__What is asked__: Search the data for the string "color" and gather each line it is in.

= = = = =

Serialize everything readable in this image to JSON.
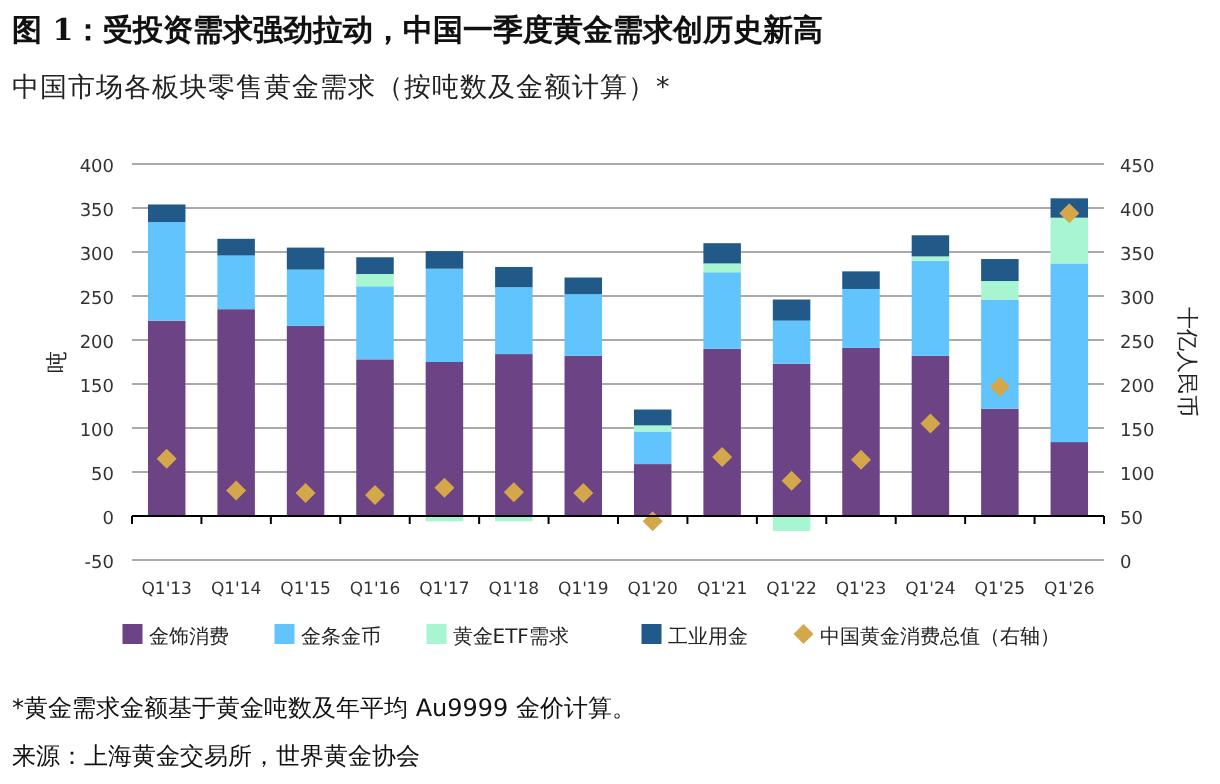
{
  "chart_data": {
    "type": "bar",
    "stacked": true,
    "title": "图 1：受投资需求强劲拉动，中国一季度黄金需求创历史新高",
    "subtitle": "中国市场各板块零售黄金需求（按吨数及金额计算）*",
    "ylabel": "吨",
    "y2label": "十亿人民币",
    "categories": [
      "Q1'13",
      "Q1'14",
      "Q1'15",
      "Q1'16",
      "Q1'17",
      "Q1'18",
      "Q1'19",
      "Q1'20",
      "Q1'21",
      "Q1'22",
      "Q1'23",
      "Q1'24",
      "Q1'25",
      "Q1'26"
    ],
    "series": [
      {
        "name": "金饰消费",
        "color": "#6c4384",
        "values": [
          222,
          235,
          216,
          178,
          175,
          184,
          182,
          59,
          190,
          173,
          191,
          182,
          122,
          84
        ]
      },
      {
        "name": "金条金币",
        "color": "#62c4fc",
        "values": [
          112,
          61,
          64,
          83,
          106,
          76,
          70,
          37,
          87,
          49,
          67,
          108,
          124,
          203
        ]
      },
      {
        "name": "黄金ETF需求",
        "color": "#a8f5d2",
        "values": [
          0,
          null,
          null,
          14,
          -6,
          -6,
          null,
          7,
          10,
          -17,
          null,
          5,
          21,
          52
        ]
      },
      {
        "name": "工业用金",
        "color": "#215a88",
        "values": [
          20,
          19,
          25,
          19,
          20,
          23,
          19,
          18,
          23,
          24,
          20,
          24,
          25,
          22
        ]
      },
      {
        "name": "中国黄金消费总值（右轴）",
        "color": "#d4a84a",
        "type": "scatter",
        "axis": "y2",
        "marker": "diamond",
        "values": [
          115,
          79,
          76,
          74,
          82,
          77,
          76,
          44,
          117,
          90,
          114,
          155,
          197,
          394
        ]
      }
    ],
    "ylim": [
      -50,
      400
    ],
    "yticks": [
      -50,
      0,
      50,
      100,
      150,
      200,
      250,
      300,
      350,
      400
    ],
    "y2lim": [
      0,
      450
    ],
    "y2ticks": [
      0,
      50,
      100,
      150,
      200,
      250,
      300,
      350,
      400,
      450
    ],
    "grid": "y",
    "legend": "bottom",
    "annotations": [
      "*黄金需求金额基于黄金吨数及年平均 Au9999 金价计算。",
      "来源：上海黄金交易所，世界黄金协会"
    ]
  }
}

= = = = =

__Problem solution__:
        "color": "#6c4384",
        "color": "#62c4fc",
        "color": "#a8f5d2",
        "color": "#215a88",
        "color": "#d4a84a",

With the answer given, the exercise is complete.